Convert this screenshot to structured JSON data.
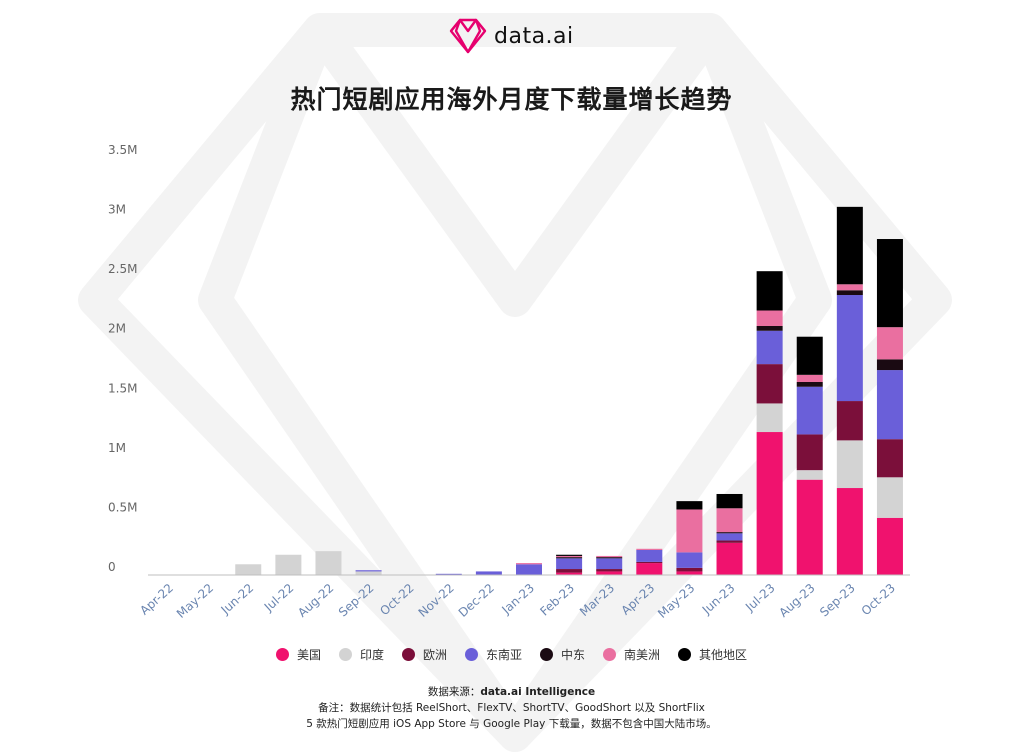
{
  "brand": {
    "name": "data.ai",
    "logo_icon": "diamond-logo-icon",
    "logo_color": "#e6006e"
  },
  "title": "热门短剧应用海外月度下载量增长趋势",
  "chart_data": {
    "type": "bar",
    "stacked": true,
    "title": "热门短剧应用海外月度下载量增长趋势",
    "xlabel": "",
    "ylabel": "",
    "ylim": [
      0,
      3500000
    ],
    "y_ticks": [
      "0",
      "0.5M",
      "1M",
      "1.5M",
      "2M",
      "2.5M",
      "3M",
      "3.5M"
    ],
    "y_tick_values": [
      0,
      500000,
      1000000,
      1500000,
      2000000,
      2500000,
      3000000,
      3500000
    ],
    "grid": false,
    "legend_position": "bottom",
    "categories": [
      "Apr-22",
      "May-22",
      "Jun-22",
      "Jul-22",
      "Aug-22",
      "Sep-22",
      "Oct-22",
      "Nov-22",
      "Dec-22",
      "Jan-23",
      "Feb-23",
      "Mar-23",
      "Apr-23",
      "May-23",
      "Jun-23",
      "Jul-23",
      "Aug-23",
      "Sep-23",
      "Oct-23"
    ],
    "series": [
      {
        "name": "美国",
        "color": "#f0126e",
        "values": [
          0,
          0,
          0,
          0,
          0,
          0,
          0,
          0,
          0,
          0,
          20000,
          30000,
          100000,
          30000,
          270000,
          1200000,
          800000,
          730000,
          480000
        ]
      },
      {
        "name": "印度",
        "color": "#d3d3d3",
        "values": [
          0,
          0,
          90000,
          170000,
          200000,
          30000,
          0,
          0,
          0,
          0,
          0,
          0,
          0,
          0,
          0,
          240000,
          80000,
          400000,
          340000
        ]
      },
      {
        "name": "欧洲",
        "color": "#7b0f3a",
        "values": [
          0,
          0,
          0,
          0,
          0,
          0,
          0,
          0,
          0,
          0,
          30000,
          20000,
          10000,
          30000,
          20000,
          330000,
          300000,
          330000,
          320000
        ]
      },
      {
        "name": "东南亚",
        "color": "#6a5fd9",
        "values": [
          0,
          0,
          0,
          0,
          0,
          10000,
          0,
          10000,
          30000,
          90000,
          90000,
          90000,
          100000,
          130000,
          60000,
          280000,
          400000,
          890000,
          580000
        ]
      },
      {
        "name": "中东",
        "color": "#1a0a12",
        "values": [
          0,
          0,
          0,
          0,
          0,
          0,
          0,
          0,
          0,
          0,
          10000,
          10000,
          0,
          0,
          10000,
          40000,
          40000,
          40000,
          90000
        ]
      },
      {
        "name": "南美洲",
        "color": "#ea6fa0",
        "values": [
          0,
          0,
          0,
          0,
          0,
          0,
          0,
          0,
          0,
          10000,
          10000,
          10000,
          10000,
          360000,
          200000,
          130000,
          60000,
          50000,
          270000
        ]
      },
      {
        "name": "其他地区",
        "color": "#000000",
        "values": [
          0,
          0,
          0,
          0,
          0,
          0,
          0,
          0,
          0,
          0,
          10000,
          0,
          0,
          70000,
          120000,
          330000,
          320000,
          650000,
          740000
        ]
      }
    ]
  },
  "footer": {
    "source_label": "数据来源：",
    "source_value": "data.ai Intelligence",
    "note_line1": "备注：数据统计包括 ReelShort、FlexTV、ShortTV、GoodShort 以及 ShortFlix",
    "note_line2": "5 款热门短剧应用 iOS App Store 与 Google Play 下载量，数据不包含中国大陆市场。"
  }
}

= = = =

**Given problem:** Omit the pictures. Transcribe every record exactly.

**Exercise solution:**
Convert this screenshot to structured JSON data.
{
  "brand": {
    "name": "data.ai",
    "logo_icon": "diamond-logo-icon",
    "logo_color": "#e6006e"
  },
  "title": "热门短剧应用海外月度下载量增长趋势",
  "chart_data": {
    "type": "bar",
    "stacked": true,
    "title": "热门短剧应用海外月度下载量增长趋势",
    "xlabel": "",
    "ylabel": "",
    "ylim": [
      0,
      3500000
    ],
    "y_ticks": [
      "0",
      "0.5M",
      "1M",
      "1.5M",
      "2M",
      "2.5M",
      "3M",
      "3.5M"
    ],
    "y_tick_values": [
      0,
      500000,
      1000000,
      1500000,
      2000000,
      2500000,
      3000000,
      3500000
    ],
    "grid": false,
    "legend_position": "bottom",
    "categories": [
      "Apr-22",
      "May-22",
      "Jun-22",
      "Jul-22",
      "Aug-22",
      "Sep-22",
      "Oct-22",
      "Nov-22",
      "Dec-22",
      "Jan-23",
      "Feb-23",
      "Mar-23",
      "Apr-23",
      "May-23",
      "Jun-23",
      "Jul-23",
      "Aug-23",
      "Sep-23",
      "Oct-23"
    ],
    "series": [
      {
        "name": "美国",
        "color": "#f0126e",
        "values": [
          0,
          0,
          0,
          0,
          0,
          0,
          0,
          0,
          0,
          0,
          20000,
          30000,
          100000,
          30000,
          270000,
          1200000,
          800000,
          730000,
          480000
        ]
      },
      {
        "name": "印度",
        "color": "#d3d3d3",
        "values": [
          0,
          0,
          90000,
          170000,
          200000,
          30000,
          0,
          0,
          0,
          0,
          0,
          0,
          0,
          0,
          0,
          240000,
          80000,
          400000,
          340000
        ]
      },
      {
        "name": "欧洲",
        "color": "#7b0f3a",
        "values": [
          0,
          0,
          0,
          0,
          0,
          0,
          0,
          0,
          0,
          0,
          30000,
          20000,
          10000,
          30000,
          20000,
          330000,
          300000,
          330000,
          320000
        ]
      },
      {
        "name": "东南亚",
        "color": "#6a5fd9",
        "values": [
          0,
          0,
          0,
          0,
          0,
          10000,
          0,
          10000,
          30000,
          90000,
          90000,
          90000,
          100000,
          130000,
          60000,
          280000,
          400000,
          890000,
          580000
        ]
      },
      {
        "name": "中东",
        "color": "#1a0a12",
        "values": [
          0,
          0,
          0,
          0,
          0,
          0,
          0,
          0,
          0,
          0,
          10000,
          10000,
          0,
          0,
          10000,
          40000,
          40000,
          40000,
          90000
        ]
      },
      {
        "name": "南美洲",
        "color": "#ea6fa0",
        "values": [
          0,
          0,
          0,
          0,
          0,
          0,
          0,
          0,
          0,
          10000,
          10000,
          10000,
          10000,
          360000,
          200000,
          130000,
          60000,
          50000,
          270000
        ]
      },
      {
        "name": "其他地区",
        "color": "#000000",
        "values": [
          0,
          0,
          0,
          0,
          0,
          0,
          0,
          0,
          0,
          0,
          10000,
          0,
          0,
          70000,
          120000,
          330000,
          320000,
          650000,
          740000
        ]
      }
    ]
  },
  "footer": {
    "source_label": "数据来源：",
    "source_value": "data.ai Intelligence",
    "note_line1": "备注：数据统计包括 ReelShort、FlexTV、ShortTV、GoodShort 以及 ShortFlix",
    "note_line2": "5 款热门短剧应用 iOS App Store 与 Google Play 下载量，数据不包含中国大陆市场。"
  }
}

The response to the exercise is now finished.